** begin EXCERPTED RECORDS **

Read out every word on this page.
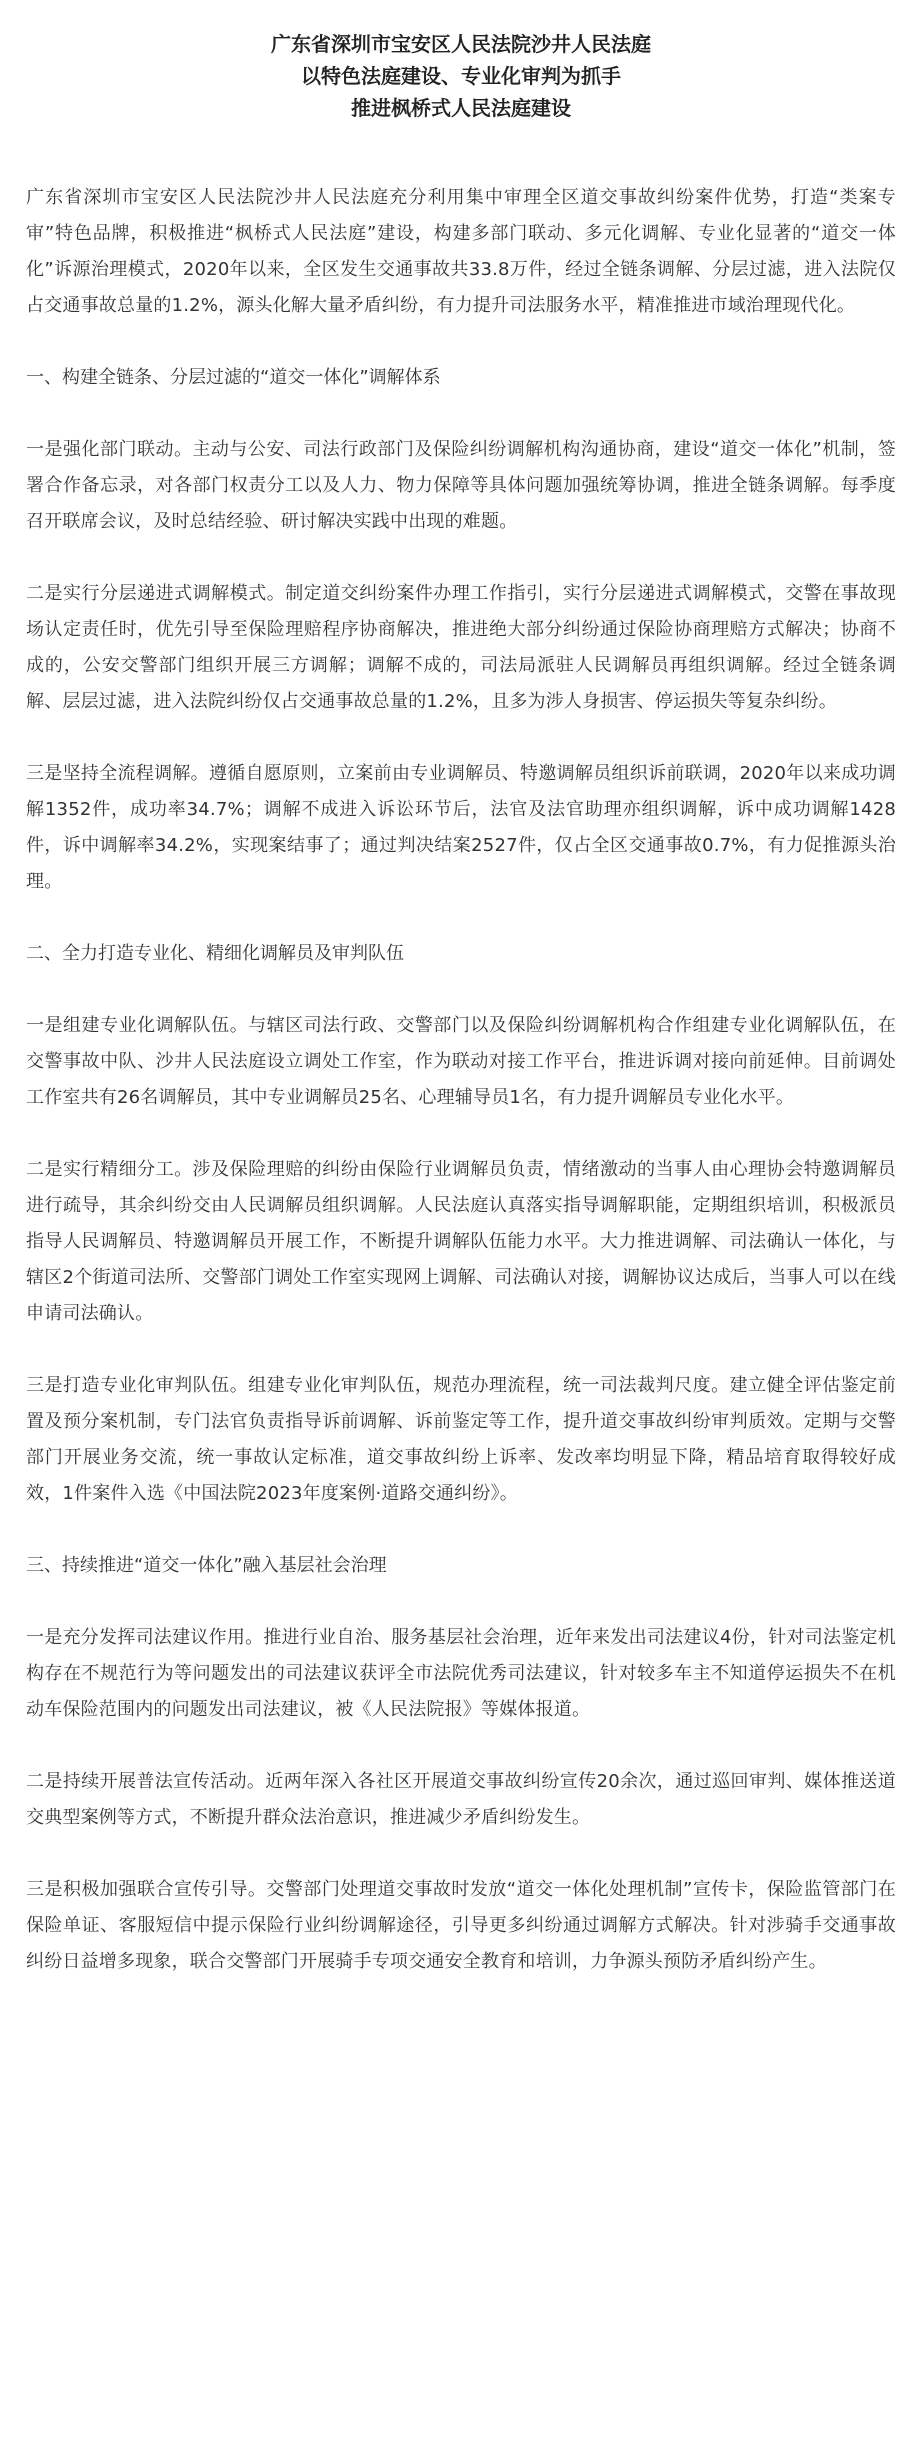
广东省深圳市宝安区人民法院沙井人民法庭

以特色法庭建设、专业化审判为抓手

推进枫桥式人民法庭建设

广东省深圳市宝安区人民法院沙井人民法庭充分利用集中审理全区道交事故纠纷案件优势，打造“类案专审”特色品牌，积极推进“枫桥式人民法庭”建设，构建多部门联动、多元化调解、专业化显著的“道交一体化”诉源治理模式，2020年以来，全区发生交通事故共33.8万件，经过全链条调解、分层过滤，进入法院仅占交通事故总量的1.2%，源头化解大量矛盾纠纷，有力提升司法服务水平，精准推进市域治理现代化。

一、构建全链条、分层过滤的“道交一体化”调解体系

一是强化部门联动。主动与公安、司法行政部门及保险纠纷调解机构沟通协商，建设“道交一体化”机制，签署合作备忘录，对各部门权责分工以及人力、物力保障等具体问题加强统筹协调，推进全链条调解。每季度召开联席会议，及时总结经验、研讨解决实践中出现的难题。

二是实行分层递进式调解模式。制定道交纠纷案件办理工作指引，实行分层递进式调解模式，交警在事故现场认定责任时，优先引导至保险理赔程序协商解决，推进绝大部分纠纷通过保险协商理赔方式解决；协商不成的，公安交警部门组织开展三方调解；调解不成的，司法局派驻人民调解员再组织调解。经过全链条调解、层层过滤，进入法院纠纷仅占交通事故总量的1.2%，且多为涉人身损害、停运损失等复杂纠纷。

三是坚持全流程调解。遵循自愿原则，立案前由专业调解员、特邀调解员组织诉前联调，2020年以来成功调解1352件，成功率34.7%；调解不成进入诉讼环节后，法官及法官助理亦组织调解，诉中成功调解1428件，诉中调解率34.2%，实现案结事了；通过判决结案2527件，仅占全区交通事故0.7%，有力促推源头治理。

二、全力打造专业化、精细化调解员及审判队伍

一是组建专业化调解队伍。与辖区司法行政、交警部门以及保险纠纷调解机构合作组建专业化调解队伍，在交警事故中队、沙井人民法庭设立调处工作室，作为联动对接工作平台，推进诉调对接向前延伸。目前调处工作室共有26名调解员，其中专业调解员25名、心理辅导员1名，有力提升调解员专业化水平。

二是实行精细分工。涉及保险理赔的纠纷由保险行业调解员负责，情绪激动的当事人由心理协会特邀调解员进行疏导，其余纠纷交由人民调解员组织调解。人民法庭认真落实指导调解职能，定期组织培训，积极派员指导人民调解员、特邀调解员开展工作，不断提升调解队伍能力水平。大力推进调解、司法确认一体化，与辖区2个街道司法所、交警部门调处工作室实现网上调解、司法确认对接，调解协议达成后，当事人可以在线申请司法确认。

三是打造专业化审判队伍。组建专业化审判队伍，规范办理流程，统一司法裁判尺度。建立健全评估鉴定前置及预分案机制，专门法官负责指导诉前调解、诉前鉴定等工作，提升道交事故纠纷审判质效。定期与交警部门开展业务交流，统一事故认定标准，道交事故纠纷上诉率、发改率均明显下降，精品培育取得较好成效，1件案件入选《中国法院2023年度案例·道路交通纠纷》。

三、持续推进“道交一体化”融入基层社会治理

一是充分发挥司法建议作用。推进行业自治、服务基层社会治理，近年来发出司法建议4份，针对司法鉴定机构存在不规范行为等问题发出的司法建议获评全市法院优秀司法建议，针对较多车主不知道停运损失不在机动车保险范围内的问题发出司法建议，被《人民法院报》等媒体报道。

二是持续开展普法宣传活动。近两年深入各社区开展道交事故纠纷宣传20余次，通过巡回审判、媒体推送道交典型案例等方式，不断提升群众法治意识，推进减少矛盾纠纷发生。

三是积极加强联合宣传引导。交警部门处理道交事故时发放“道交一体化处理机制”宣传卡，保险监管部门在保险单证、客服短信中提示保险行业纠纷调解途径，引导更多纠纷通过调解方式解决。针对涉骑手交通事故纠纷日益增多现象，联合交警部门开展骑手专项交通安全教育和培训，力争源头预防矛盾纠纷产生。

** end EXCERPTED RECORDS **

* [WHAT THE EXERCISE ASKS]: Look above for every line with the word "经过全链条调解" and copy it.

* [RIGHT ANSWER]:
广东省深圳市宝安区人民法院沙井人民法庭充分利用集中审理全区道交事故纠纷案件优势，打造“类案专审”特色品牌，积极推进“枫桥式人民法庭”建设，构建多部门联动、多元化调解、专业化显著的“道交一体化”诉源治理模式，2020年以来，全区发生交通事故共33.8万件，经过全链条调解、分层过滤，进入法院仅占交通事故总量的1.2%，源头化解大量矛盾纠纷，有力提升司法服务水平，精准推进市域治理现代化。
二是实行分层递进式调解模式。制定道交纠纷案件办理工作指引，实行分层递进式调解模式，交警在事故现场认定责任时，优先引导至保险理赔程序协商解决，推进绝大部分纠纷通过保险协商理赔方式解决；协商不成的，公安交警部门组织开展三方调解；调解不成的，司法局派驻人民调解员再组织调解。经过全链条调解、层层过滤，进入法院纠纷仅占交通事故总量的1.2%，且多为涉人身损害、停运损失等复杂纠纷。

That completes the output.